**WRITTEN INSTRUCTION:**
Below are the entries; count the lines in them that contain the word "поселения" and give only the number.

**MATERIAL PROVIDED:**

⟨

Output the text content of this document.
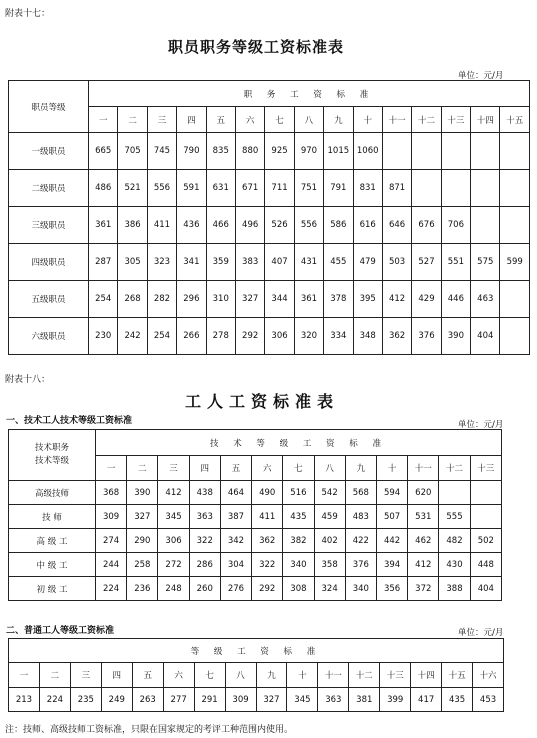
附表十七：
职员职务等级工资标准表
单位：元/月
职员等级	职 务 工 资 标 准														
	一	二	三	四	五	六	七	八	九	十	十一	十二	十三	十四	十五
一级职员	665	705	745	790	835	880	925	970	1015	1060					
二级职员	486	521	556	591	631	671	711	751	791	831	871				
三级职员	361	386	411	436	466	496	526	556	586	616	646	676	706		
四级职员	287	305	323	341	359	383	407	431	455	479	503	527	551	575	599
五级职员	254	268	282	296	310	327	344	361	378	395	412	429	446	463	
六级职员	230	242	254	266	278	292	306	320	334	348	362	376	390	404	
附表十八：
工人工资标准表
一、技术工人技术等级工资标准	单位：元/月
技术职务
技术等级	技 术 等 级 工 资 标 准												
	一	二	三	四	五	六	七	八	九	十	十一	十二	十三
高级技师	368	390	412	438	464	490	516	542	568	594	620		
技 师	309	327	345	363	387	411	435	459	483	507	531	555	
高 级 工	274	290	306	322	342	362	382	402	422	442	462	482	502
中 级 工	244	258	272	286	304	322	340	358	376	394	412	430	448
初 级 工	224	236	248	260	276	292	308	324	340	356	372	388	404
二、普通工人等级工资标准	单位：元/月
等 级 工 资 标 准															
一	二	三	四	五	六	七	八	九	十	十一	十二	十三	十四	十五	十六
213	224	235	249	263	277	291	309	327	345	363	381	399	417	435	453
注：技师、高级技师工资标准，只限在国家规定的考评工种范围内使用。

⟩
⟨

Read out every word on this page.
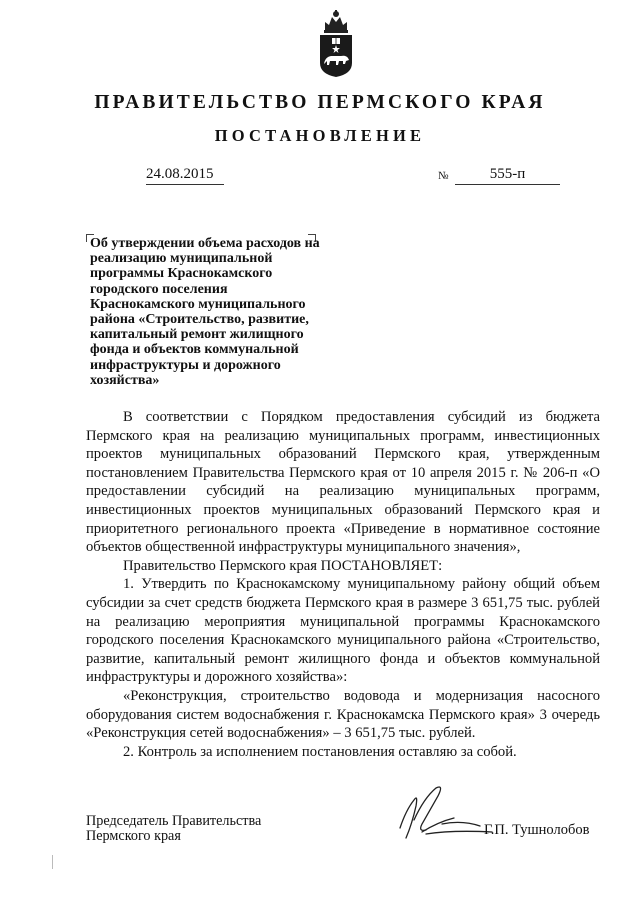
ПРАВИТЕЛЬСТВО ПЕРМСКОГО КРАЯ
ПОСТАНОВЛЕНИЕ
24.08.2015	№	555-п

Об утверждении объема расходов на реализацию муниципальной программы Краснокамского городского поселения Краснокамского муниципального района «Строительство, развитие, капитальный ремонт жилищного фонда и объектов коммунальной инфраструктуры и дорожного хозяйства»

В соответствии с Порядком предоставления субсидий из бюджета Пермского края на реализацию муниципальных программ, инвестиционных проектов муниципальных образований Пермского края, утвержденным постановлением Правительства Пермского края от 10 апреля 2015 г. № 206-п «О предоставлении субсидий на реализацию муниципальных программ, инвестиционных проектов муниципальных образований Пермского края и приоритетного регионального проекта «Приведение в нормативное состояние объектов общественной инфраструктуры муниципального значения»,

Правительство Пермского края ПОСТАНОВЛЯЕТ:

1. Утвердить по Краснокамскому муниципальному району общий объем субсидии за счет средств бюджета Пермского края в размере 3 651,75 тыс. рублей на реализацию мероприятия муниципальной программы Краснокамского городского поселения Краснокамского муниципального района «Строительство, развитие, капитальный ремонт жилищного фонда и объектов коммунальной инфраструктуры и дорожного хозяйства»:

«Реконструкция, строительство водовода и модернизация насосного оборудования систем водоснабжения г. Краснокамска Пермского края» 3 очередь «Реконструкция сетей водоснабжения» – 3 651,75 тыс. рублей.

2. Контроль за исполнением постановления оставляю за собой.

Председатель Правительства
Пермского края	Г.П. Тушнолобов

⟩

**EXERCISE RESPONSE:**
2